--- Start Data provided ---

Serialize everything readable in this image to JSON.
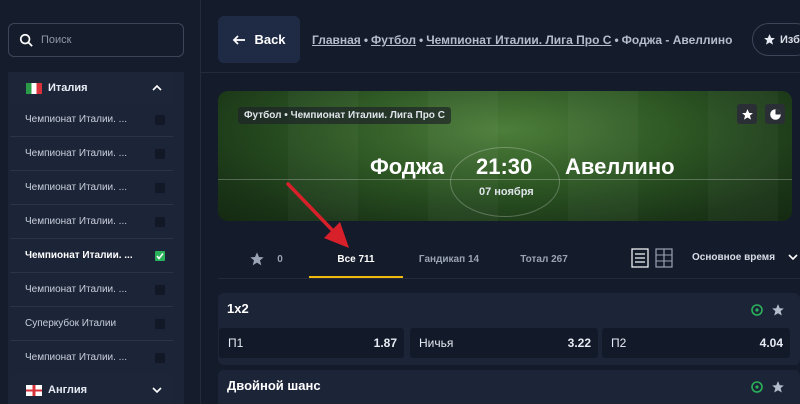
{
  "search": {
    "placeholder": "Поиск"
  },
  "sidebar": {
    "country_top": "Италия",
    "leagues": [
      {
        "label": "Чемпионат Италии. ...",
        "checked": false,
        "active": false
      },
      {
        "label": "Чемпионат Италии. ...",
        "checked": false,
        "active": false
      },
      {
        "label": "Чемпионат Италии. ...",
        "checked": false,
        "active": false
      },
      {
        "label": "Чемпионат Италии. ...",
        "checked": false,
        "active": false
      },
      {
        "label": "Чемпионат Италии. ...",
        "checked": true,
        "active": true
      },
      {
        "label": "Чемпионат Италии. ...",
        "checked": false,
        "active": false
      },
      {
        "label": "Суперкубок Италии",
        "checked": false,
        "active": false
      },
      {
        "label": "Чемпионат Италии. ...",
        "checked": false,
        "active": false
      }
    ],
    "country_bottom": "Англия"
  },
  "header": {
    "back_label": "Back",
    "breadcrumb": {
      "home": "Главная",
      "sport": "Футбол",
      "league": "Чемпионат Италии. Лига Про С",
      "current": "Фоджа - Авеллино",
      "separator": "•"
    },
    "favorites_label": "Избр"
  },
  "match": {
    "competition": "Футбол • Чемпионат Италии. Лига Про С",
    "home_team": "Фоджа",
    "away_team": "Авеллино",
    "time": "21:30",
    "date": "07 ноября"
  },
  "tabs": {
    "favorites_count": "0",
    "all": "Все 711",
    "handicap": "Гандикап 14",
    "total": "Тотал 267",
    "period": "Основное время"
  },
  "markets": [
    {
      "title": "1x2",
      "odds": [
        {
          "label": "П1",
          "value": "1.87"
        },
        {
          "label": "Ничья",
          "value": "3.22"
        },
        {
          "label": "П2",
          "value": "4.04"
        }
      ]
    },
    {
      "title": "Двойной шанс"
    }
  ],
  "colors": {
    "accent": "#f0b90b",
    "annotation_arrow": "#d8202a",
    "check": "#2ab25a",
    "background": "#141b2b"
  }
}
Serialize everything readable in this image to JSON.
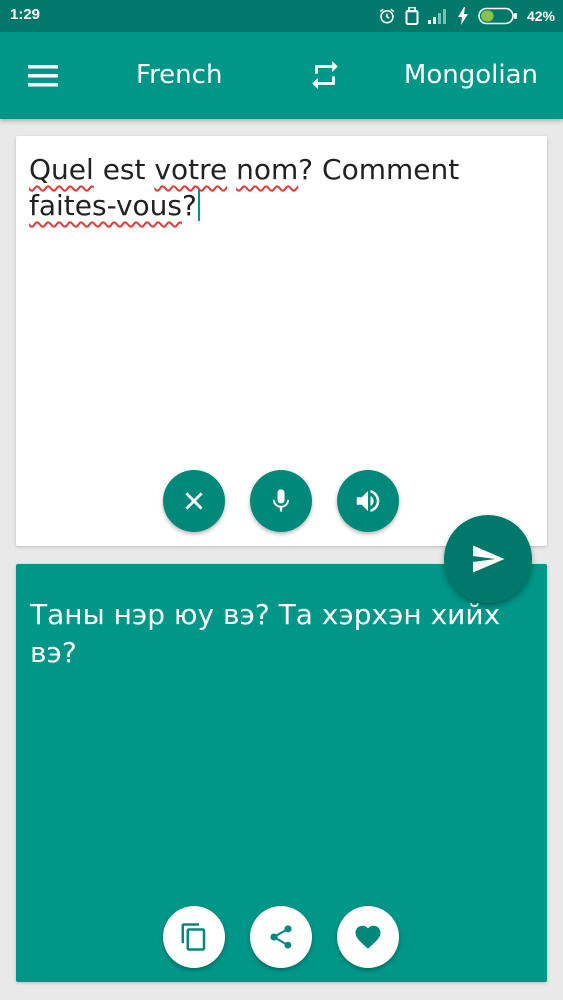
{
  "status_bar": {
    "time": "1:29",
    "battery_percent": "42%",
    "battery_level": 0.42,
    "icons": [
      "alarm-icon",
      "sim-icon",
      "signal-icon",
      "charging-icon",
      "battery-icon"
    ]
  },
  "app_bar": {
    "menu_icon": "menu-icon",
    "source_language": "French",
    "swap_icon": "swap-icon",
    "target_language": "Mongolian"
  },
  "input_card": {
    "words": [
      "Quel",
      " est ",
      "votre",
      " ",
      "nom",
      "? Comment ",
      "faites-vous",
      "?"
    ],
    "buttons": [
      "clear-icon",
      "mic-icon",
      "speaker-icon"
    ]
  },
  "send_button": {
    "icon": "send-icon"
  },
  "output_card": {
    "text": "Таны нэр юу вэ? Та хэрхэн хийх вэ?",
    "buttons": [
      "copy-icon",
      "share-icon",
      "favorite-icon"
    ]
  },
  "colors": {
    "primary": "#009688",
    "primary_dark": "#00796b",
    "spellcheck": "#e53935",
    "background": "#e9e9e9"
  }
}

--- End Data provided ---

## [Set task]
Select and copy every line from the records that includes the word "Лига".

## [Worked answer]
      "league": "Чемпионат Италии. Лига Про С",
    "competition": "Футбол • Чемпионат Италии. Лига Про С",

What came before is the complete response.